*WORK TO DO*: All the records that follow need to be reproduced exactly. Omit the images.

- - -

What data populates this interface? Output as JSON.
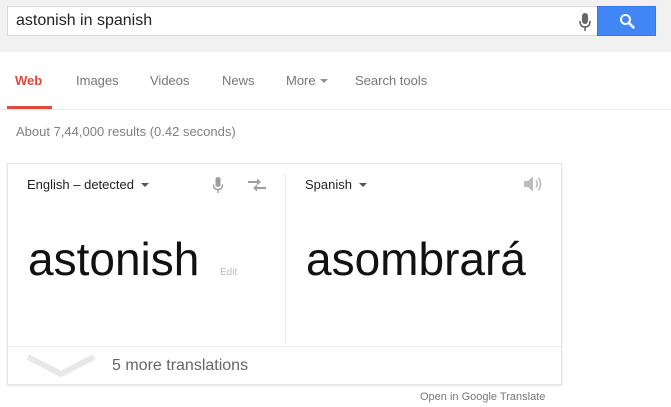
{
  "search": {
    "query": "astonish in spanish"
  },
  "nav": {
    "tabs": [
      {
        "label": "Web"
      },
      {
        "label": "Images"
      },
      {
        "label": "Videos"
      },
      {
        "label": "News"
      },
      {
        "label": "More"
      },
      {
        "label": "Search tools"
      }
    ]
  },
  "results": {
    "stats": "About 7,44,000 results (0.42 seconds)"
  },
  "translate": {
    "source_language": "English – detected",
    "target_language": "Spanish",
    "source_text": "astonish",
    "edit_label": "Edit",
    "target_text": "asombrará",
    "more_translations": "5 more translations",
    "open_link": "Open in Google Translate"
  },
  "colors": {
    "accent_red": "#dd4b39",
    "search_blue": "#4285f4",
    "top_bar_gray": "#f1f1f1"
  },
  "icons": {
    "mic": "microphone-icon",
    "search": "magnifier-icon",
    "swap": "swap-arrows-icon",
    "speaker": "speaker-icon",
    "expand": "chevron-down-icon"
  }
}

- - -

*COMPLETE OUTPUT*:
What data populates this interface? Output as JSON.
{
  "search": {
    "query": "astonish in spanish"
  },
  "nav": {
    "tabs": [
      {
        "label": "Web"
      },
      {
        "label": "Images"
      },
      {
        "label": "Videos"
      },
      {
        "label": "News"
      },
      {
        "label": "More"
      },
      {
        "label": "Search tools"
      }
    ]
  },
  "results": {
    "stats": "About 7,44,000 results (0.42 seconds)"
  },
  "translate": {
    "source_language": "English – detected",
    "target_language": "Spanish",
    "source_text": "astonish",
    "edit_label": "Edit",
    "target_text": "asombrará",
    "more_translations": "5 more translations",
    "open_link": "Open in Google Translate"
  },
  "colors": {
    "accent_red": "#dd4b39",
    "search_blue": "#4285f4",
    "top_bar_gray": "#f1f1f1"
  },
  "icons": {
    "mic": "microphone-icon",
    "search": "magnifier-icon",
    "swap": "swap-arrows-icon",
    "speaker": "speaker-icon",
    "expand": "chevron-down-icon"
  }
}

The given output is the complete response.